■ **WHAT YOU WILL DO**
Go through the records and report each line in which the word "Burkholderia" occurs.

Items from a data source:

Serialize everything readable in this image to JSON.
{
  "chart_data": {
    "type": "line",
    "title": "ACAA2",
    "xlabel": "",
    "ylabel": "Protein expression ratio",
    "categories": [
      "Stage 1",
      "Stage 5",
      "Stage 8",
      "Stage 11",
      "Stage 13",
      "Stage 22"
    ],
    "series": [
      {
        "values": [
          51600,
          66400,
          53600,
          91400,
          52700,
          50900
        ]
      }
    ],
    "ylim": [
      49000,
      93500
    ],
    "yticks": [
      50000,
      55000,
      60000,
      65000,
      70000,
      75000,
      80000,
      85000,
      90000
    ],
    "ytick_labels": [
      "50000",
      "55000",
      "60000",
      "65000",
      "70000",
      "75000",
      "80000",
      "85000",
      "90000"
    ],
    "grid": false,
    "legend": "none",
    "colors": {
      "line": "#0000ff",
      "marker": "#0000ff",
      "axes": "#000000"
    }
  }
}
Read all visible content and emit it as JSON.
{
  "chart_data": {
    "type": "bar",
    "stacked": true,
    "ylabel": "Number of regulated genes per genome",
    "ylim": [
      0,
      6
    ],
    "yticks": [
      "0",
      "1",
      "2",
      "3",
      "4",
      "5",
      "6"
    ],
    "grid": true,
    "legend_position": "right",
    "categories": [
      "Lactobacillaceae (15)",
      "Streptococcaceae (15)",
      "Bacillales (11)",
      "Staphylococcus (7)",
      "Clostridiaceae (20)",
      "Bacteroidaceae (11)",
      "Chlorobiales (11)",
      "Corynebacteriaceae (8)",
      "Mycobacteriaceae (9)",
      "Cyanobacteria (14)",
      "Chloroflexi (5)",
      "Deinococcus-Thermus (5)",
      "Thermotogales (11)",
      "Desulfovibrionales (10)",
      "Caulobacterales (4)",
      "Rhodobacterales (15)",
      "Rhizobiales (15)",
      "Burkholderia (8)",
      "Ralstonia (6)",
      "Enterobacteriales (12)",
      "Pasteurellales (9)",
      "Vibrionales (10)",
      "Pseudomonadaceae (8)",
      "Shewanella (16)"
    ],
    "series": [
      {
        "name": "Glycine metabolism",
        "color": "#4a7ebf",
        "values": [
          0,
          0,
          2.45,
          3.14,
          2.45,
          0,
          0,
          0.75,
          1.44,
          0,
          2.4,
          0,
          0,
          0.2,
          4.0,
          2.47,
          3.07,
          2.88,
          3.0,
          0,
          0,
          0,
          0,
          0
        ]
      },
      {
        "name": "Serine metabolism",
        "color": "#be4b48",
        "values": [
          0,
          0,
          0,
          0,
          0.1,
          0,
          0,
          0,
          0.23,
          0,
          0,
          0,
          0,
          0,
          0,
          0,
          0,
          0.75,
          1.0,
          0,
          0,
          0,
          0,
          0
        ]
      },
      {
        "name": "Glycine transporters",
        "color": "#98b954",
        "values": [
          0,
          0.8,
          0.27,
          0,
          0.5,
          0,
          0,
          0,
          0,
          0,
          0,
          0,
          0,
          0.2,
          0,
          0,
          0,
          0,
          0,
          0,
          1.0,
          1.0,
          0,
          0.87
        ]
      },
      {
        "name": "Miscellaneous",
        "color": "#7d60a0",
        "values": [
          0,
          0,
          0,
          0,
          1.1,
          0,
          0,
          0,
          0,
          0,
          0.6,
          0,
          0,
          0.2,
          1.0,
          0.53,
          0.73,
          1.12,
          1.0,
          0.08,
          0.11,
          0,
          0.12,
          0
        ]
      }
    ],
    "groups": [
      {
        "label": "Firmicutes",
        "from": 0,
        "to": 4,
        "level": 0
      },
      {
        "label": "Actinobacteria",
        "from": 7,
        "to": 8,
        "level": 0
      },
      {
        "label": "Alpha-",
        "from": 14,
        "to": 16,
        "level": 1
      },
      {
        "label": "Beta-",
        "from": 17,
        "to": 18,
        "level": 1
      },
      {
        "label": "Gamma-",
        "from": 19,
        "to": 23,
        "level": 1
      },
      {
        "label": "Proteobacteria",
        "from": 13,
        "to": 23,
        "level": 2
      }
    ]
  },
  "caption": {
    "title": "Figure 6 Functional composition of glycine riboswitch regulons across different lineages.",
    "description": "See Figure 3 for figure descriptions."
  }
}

* * *

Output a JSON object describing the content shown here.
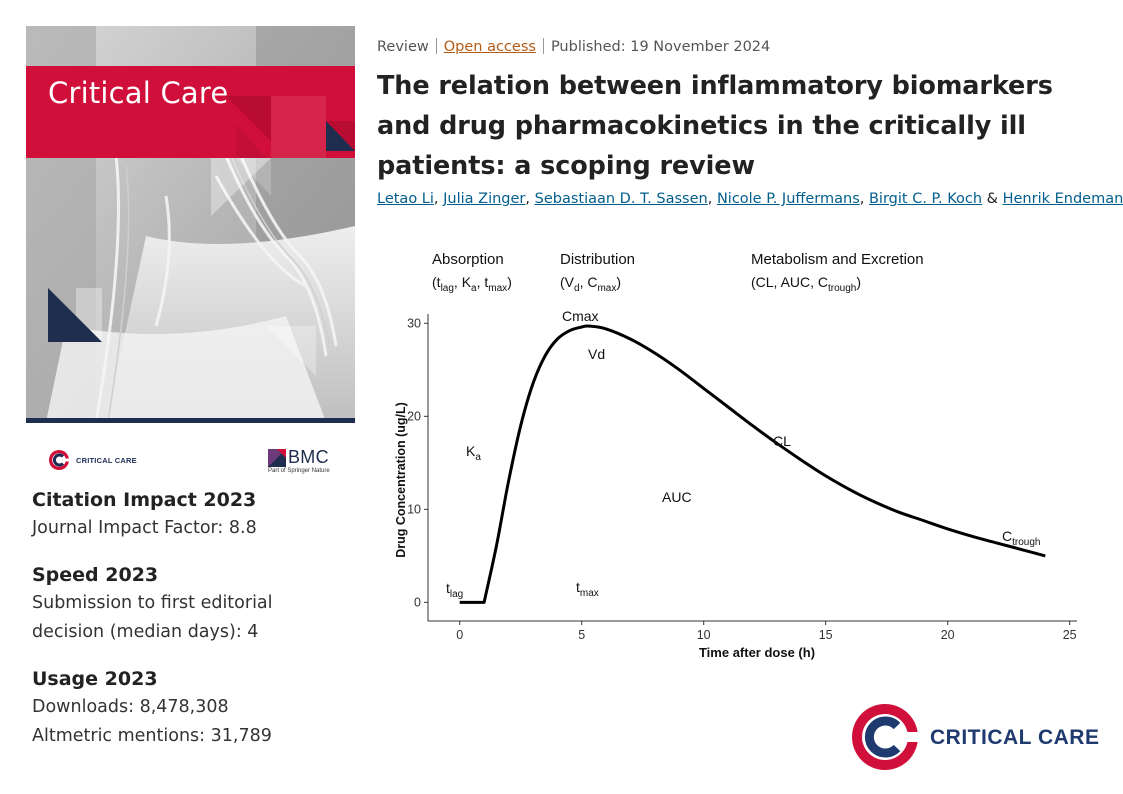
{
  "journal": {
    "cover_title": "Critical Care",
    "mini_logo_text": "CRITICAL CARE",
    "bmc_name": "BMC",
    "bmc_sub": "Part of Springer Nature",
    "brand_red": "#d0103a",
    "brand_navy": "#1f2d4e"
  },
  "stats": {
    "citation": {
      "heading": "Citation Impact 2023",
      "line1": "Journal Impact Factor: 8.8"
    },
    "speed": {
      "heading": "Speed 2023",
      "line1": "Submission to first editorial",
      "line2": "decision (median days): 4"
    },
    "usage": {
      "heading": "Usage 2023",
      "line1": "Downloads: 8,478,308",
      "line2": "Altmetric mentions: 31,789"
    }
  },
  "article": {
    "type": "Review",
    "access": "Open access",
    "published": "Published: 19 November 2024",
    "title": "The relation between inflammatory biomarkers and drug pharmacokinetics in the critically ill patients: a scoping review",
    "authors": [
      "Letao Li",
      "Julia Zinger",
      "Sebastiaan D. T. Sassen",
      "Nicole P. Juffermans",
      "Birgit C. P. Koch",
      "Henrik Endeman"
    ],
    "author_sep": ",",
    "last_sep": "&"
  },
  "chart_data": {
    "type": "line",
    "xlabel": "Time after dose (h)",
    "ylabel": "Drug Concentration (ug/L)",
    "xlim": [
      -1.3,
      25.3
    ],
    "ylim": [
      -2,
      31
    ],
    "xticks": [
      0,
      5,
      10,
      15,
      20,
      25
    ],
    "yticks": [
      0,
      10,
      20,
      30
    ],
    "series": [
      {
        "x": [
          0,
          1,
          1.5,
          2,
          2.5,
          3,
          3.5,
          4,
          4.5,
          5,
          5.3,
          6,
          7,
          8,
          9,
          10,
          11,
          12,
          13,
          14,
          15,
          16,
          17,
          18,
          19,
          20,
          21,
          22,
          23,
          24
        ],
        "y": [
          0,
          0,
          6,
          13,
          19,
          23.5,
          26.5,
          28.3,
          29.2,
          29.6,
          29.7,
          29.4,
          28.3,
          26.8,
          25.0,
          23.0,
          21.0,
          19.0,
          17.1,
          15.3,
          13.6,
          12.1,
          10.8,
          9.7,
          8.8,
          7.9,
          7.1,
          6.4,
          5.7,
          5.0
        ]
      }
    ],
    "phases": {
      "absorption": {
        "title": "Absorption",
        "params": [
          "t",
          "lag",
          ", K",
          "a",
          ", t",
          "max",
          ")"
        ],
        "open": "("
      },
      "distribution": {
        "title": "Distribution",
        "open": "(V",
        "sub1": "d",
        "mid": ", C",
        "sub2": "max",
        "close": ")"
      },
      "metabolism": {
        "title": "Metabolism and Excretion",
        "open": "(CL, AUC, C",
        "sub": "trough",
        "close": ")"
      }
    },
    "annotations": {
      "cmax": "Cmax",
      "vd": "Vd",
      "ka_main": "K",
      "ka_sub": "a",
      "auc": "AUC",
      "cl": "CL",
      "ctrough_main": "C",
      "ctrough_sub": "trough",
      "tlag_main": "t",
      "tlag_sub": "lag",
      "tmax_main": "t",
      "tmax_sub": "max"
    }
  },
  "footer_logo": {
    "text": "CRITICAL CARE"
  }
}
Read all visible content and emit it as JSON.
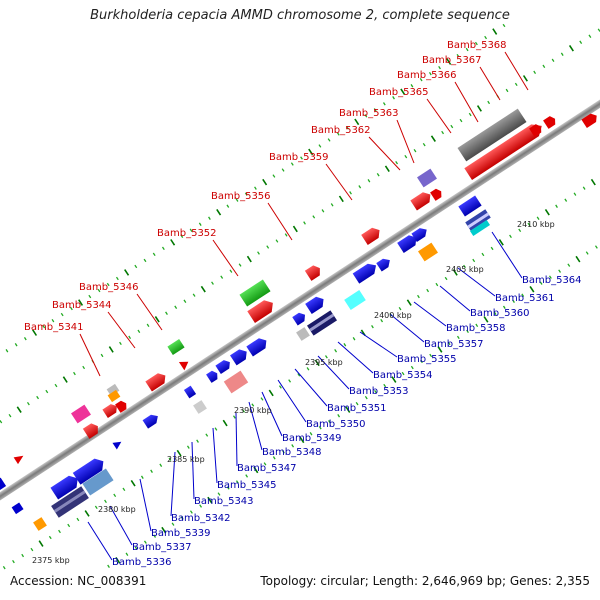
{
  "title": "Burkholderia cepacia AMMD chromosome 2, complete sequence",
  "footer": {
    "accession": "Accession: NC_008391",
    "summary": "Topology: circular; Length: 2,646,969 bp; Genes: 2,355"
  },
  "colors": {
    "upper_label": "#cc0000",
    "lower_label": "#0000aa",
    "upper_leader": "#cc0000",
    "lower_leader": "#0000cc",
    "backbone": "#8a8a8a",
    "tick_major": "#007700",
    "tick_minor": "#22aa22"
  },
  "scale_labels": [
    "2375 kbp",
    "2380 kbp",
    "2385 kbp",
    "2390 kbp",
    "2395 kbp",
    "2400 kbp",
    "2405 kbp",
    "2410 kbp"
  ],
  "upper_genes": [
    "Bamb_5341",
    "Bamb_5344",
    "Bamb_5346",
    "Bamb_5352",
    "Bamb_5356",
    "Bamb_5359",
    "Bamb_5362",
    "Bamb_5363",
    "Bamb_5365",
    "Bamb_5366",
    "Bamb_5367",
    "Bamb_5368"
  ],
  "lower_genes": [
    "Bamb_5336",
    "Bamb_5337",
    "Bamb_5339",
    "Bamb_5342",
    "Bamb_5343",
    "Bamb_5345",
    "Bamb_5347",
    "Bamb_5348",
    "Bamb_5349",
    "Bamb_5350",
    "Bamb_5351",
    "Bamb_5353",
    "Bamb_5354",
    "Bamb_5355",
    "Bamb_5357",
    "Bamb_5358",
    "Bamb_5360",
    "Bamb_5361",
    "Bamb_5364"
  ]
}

■ **WRITTEN SOLUTION**
      "Burkholderia (8)",
  "title": "Burkholderia cepacia AMMD chromosome 2, complete sequence",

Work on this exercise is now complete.